** START OF GIVEN RECORDS **

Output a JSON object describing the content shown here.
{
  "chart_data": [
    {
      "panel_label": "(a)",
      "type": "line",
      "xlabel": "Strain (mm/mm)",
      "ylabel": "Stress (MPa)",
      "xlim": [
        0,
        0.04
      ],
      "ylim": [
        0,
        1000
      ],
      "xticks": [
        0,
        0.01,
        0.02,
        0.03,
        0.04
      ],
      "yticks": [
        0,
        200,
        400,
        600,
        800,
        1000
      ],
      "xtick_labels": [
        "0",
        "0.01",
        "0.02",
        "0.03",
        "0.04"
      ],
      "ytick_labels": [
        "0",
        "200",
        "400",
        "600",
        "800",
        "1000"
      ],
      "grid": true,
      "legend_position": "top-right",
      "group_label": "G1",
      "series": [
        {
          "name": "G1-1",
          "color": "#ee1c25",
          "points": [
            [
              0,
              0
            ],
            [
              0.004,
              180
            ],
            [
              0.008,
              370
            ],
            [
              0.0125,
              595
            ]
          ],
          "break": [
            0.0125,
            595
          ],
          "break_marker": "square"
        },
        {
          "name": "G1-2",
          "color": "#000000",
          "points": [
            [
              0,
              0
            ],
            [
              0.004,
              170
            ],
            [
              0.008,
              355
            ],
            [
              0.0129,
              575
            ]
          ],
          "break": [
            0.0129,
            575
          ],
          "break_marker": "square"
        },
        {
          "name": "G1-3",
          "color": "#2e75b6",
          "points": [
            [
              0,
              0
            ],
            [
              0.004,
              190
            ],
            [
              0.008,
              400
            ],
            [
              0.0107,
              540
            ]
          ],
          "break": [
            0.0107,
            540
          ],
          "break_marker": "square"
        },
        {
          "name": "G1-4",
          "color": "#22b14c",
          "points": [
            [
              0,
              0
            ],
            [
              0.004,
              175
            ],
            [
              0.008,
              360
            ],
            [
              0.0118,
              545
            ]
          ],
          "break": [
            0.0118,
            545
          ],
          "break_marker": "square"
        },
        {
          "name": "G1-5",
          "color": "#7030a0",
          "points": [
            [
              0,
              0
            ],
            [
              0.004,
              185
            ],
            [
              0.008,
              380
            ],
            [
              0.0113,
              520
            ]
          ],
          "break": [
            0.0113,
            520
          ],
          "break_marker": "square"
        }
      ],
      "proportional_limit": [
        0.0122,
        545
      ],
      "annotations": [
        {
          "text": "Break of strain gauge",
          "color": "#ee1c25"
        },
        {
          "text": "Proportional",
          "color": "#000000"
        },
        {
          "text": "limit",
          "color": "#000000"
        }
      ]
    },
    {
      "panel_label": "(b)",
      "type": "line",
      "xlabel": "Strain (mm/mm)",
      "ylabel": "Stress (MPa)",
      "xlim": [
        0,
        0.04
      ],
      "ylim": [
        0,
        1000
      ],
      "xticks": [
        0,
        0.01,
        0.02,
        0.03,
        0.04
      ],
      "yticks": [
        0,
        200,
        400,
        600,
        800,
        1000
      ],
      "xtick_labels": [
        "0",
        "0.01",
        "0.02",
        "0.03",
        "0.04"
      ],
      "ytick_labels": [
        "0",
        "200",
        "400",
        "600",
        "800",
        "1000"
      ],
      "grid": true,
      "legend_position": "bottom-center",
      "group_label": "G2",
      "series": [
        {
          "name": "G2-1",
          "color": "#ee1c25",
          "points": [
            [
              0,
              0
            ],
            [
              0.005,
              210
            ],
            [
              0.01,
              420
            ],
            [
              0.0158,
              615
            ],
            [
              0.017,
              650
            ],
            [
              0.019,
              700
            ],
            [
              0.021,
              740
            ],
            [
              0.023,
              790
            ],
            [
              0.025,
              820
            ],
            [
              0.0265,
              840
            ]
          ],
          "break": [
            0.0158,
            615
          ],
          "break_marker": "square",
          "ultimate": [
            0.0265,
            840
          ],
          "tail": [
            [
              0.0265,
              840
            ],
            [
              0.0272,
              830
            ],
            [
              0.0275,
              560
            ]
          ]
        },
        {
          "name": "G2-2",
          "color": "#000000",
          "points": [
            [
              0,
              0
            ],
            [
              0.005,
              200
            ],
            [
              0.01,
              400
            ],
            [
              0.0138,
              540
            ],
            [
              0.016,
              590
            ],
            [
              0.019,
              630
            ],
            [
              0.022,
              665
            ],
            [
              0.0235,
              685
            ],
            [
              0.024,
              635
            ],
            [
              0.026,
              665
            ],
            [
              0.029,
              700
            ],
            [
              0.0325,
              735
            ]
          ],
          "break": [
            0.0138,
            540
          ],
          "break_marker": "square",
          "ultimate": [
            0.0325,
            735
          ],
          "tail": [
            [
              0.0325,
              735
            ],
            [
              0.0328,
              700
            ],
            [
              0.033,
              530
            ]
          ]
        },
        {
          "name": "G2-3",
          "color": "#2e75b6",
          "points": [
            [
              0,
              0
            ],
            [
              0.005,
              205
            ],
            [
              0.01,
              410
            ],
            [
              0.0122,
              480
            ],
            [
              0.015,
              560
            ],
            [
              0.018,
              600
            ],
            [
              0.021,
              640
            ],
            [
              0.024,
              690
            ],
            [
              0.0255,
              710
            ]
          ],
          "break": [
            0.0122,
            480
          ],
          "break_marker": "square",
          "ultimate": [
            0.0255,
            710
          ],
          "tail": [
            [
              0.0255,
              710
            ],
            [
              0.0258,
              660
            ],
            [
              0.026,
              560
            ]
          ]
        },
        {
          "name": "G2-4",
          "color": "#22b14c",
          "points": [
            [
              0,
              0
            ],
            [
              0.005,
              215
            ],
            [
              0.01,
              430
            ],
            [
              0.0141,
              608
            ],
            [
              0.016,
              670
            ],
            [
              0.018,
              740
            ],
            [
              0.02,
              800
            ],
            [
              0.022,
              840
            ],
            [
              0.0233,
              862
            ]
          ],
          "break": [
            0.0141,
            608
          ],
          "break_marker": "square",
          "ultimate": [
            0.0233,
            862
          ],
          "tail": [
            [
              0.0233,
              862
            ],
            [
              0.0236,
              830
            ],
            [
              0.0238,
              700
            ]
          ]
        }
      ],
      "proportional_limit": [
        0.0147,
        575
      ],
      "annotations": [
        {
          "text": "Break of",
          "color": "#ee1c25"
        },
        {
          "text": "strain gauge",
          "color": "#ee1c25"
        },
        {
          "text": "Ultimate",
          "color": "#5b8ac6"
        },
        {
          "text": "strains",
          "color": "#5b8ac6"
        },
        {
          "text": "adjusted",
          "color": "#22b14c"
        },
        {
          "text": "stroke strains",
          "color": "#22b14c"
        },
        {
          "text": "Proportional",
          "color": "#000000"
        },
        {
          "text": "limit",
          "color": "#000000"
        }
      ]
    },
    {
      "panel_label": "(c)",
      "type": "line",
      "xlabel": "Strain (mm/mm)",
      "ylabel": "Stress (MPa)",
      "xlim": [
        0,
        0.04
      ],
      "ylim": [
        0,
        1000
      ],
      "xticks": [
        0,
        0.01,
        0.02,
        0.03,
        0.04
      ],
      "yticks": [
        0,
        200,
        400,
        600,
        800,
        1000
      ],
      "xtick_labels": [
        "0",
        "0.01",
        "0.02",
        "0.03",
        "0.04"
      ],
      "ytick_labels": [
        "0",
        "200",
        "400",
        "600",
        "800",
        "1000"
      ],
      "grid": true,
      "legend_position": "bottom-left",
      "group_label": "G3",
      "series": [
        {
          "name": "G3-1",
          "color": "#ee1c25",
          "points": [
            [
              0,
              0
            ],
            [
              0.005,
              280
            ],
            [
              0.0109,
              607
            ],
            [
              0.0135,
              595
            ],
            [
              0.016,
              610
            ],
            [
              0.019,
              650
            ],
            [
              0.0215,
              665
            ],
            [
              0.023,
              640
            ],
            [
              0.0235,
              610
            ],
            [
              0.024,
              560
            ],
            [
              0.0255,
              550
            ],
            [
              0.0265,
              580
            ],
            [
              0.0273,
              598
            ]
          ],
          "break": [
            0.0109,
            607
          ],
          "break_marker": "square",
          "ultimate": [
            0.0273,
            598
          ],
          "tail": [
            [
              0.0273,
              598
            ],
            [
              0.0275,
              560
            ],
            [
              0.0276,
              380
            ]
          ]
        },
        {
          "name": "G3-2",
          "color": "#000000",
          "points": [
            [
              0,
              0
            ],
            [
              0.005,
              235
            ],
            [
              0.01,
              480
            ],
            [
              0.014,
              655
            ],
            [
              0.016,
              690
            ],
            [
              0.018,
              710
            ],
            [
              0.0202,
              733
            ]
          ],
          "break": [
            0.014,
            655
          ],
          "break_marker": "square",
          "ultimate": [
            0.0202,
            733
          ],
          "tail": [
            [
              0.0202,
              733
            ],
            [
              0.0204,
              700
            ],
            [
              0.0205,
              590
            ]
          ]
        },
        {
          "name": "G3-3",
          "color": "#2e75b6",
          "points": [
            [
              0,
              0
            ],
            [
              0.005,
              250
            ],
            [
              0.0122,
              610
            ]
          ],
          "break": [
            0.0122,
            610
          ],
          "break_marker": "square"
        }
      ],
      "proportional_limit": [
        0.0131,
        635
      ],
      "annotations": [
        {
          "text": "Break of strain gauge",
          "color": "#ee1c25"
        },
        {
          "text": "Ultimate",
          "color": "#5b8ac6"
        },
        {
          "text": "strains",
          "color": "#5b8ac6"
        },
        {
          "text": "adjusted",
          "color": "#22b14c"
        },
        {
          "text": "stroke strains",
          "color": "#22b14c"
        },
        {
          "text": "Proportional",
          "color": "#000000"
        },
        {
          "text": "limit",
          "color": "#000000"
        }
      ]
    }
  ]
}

** END OF GIVEN RECORDS **

Select and copy each line from the data that includes the word "bottom".

RESULT BELOW >>
      "legend_position": "bottom-center",
      "legend_position": "bottom-left",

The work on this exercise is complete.